>> START Information supplied
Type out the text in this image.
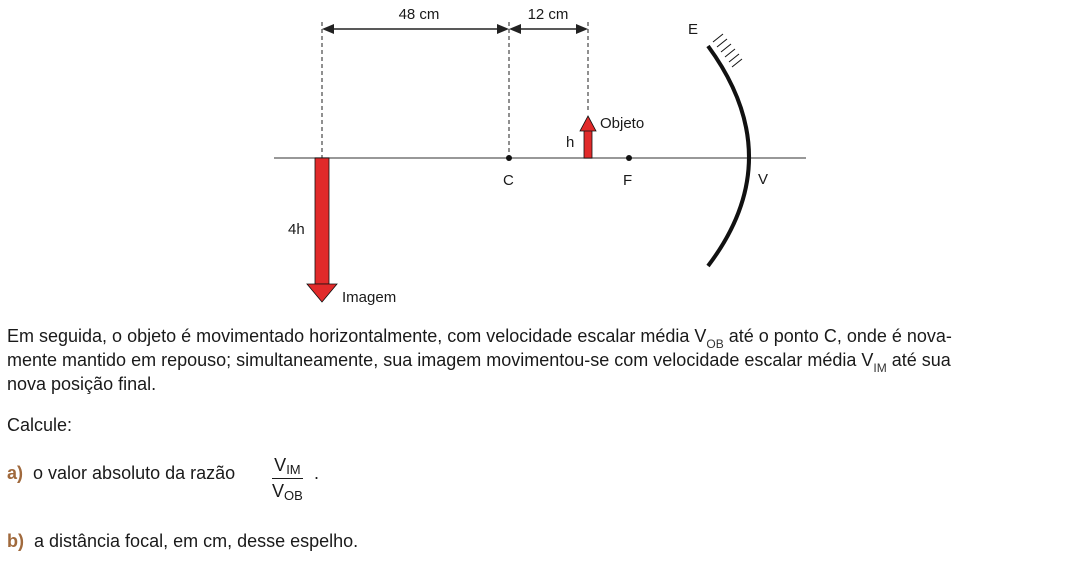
48 cm	12 cm
E
V
C	F
Objeto
h
4h
Imagem
Em seguida, o objeto é movimentado horizontalmente, com velocidade escalar média $V_{OB}$ até o ponto C, onde é nova-
mente mantido em repouso; simultaneamente, sua imagem movimentou-se com velocidade escalar média $V_{IM}$ até sua
nova posição final.
Calcule:
a) o valor absoluto da razão VIM
VOB
.
b) a distância focal, em cm, desse espelho.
>> END Information supplied
> _What you have to do_
Copy, from the material, each line that holds the string "média".

> _Problem solution_
Em seguida, o objeto é movimentado horizontalmente, com velocidade escalar média $V_{OB}$ até o ponto C, onde é nova-
mente mantido em repouso; simultaneamente, sua imagem movimentou-se com velocidade escalar média $V_{IM}$ até sua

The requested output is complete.